═══ RECORDS FOR PROCESSING

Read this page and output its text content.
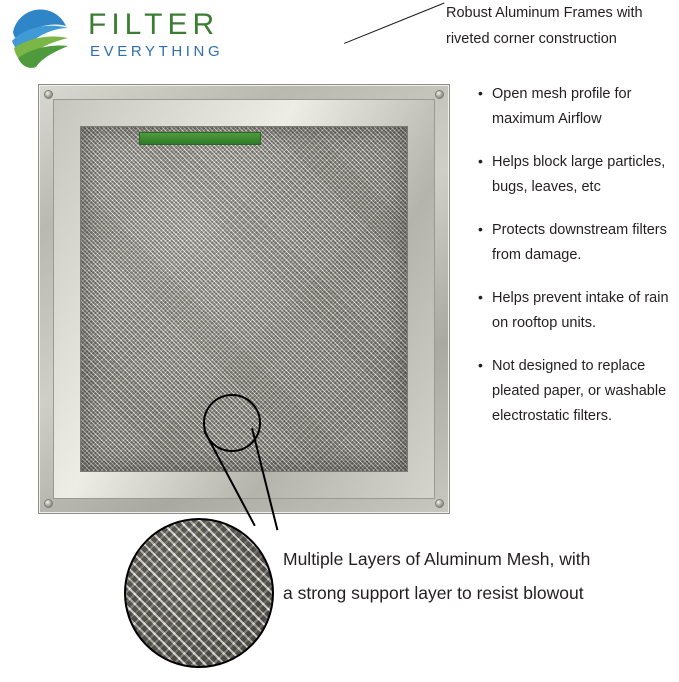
FILTER
EVERYTHING
Robust Aluminum Frames with riveted corner construction
• Open mesh profile for maximum Airflow
• Helps block large particles, bugs, leaves, etc
• Protects downstream filters from damage.
• Helps prevent intake of rain on rooftop units.
• Not designed to replace pleated paper, or washable electrostatic filters.
Multiple Layers of Aluminum Mesh, with a strong support layer to resist blowout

══════

#### [EXERCISE TASK]
Reproduce the entries above without change, omitting all pictures.

#### [OUTPUT OF THE TASK]
Read this page and output its text content.
FILTER
EVERYTHING
Robust Aluminum Frames with riveted corner construction
• Open mesh profile for maximum Airflow
• Helps block large particles, bugs, leaves, etc
• Protects downstream filters from damage.
• Helps prevent intake of rain on rooftop units.
• Not designed to replace pleated paper, or washable electrostatic filters.
Multiple Layers of Aluminum Mesh, with a strong support layer to resist blowout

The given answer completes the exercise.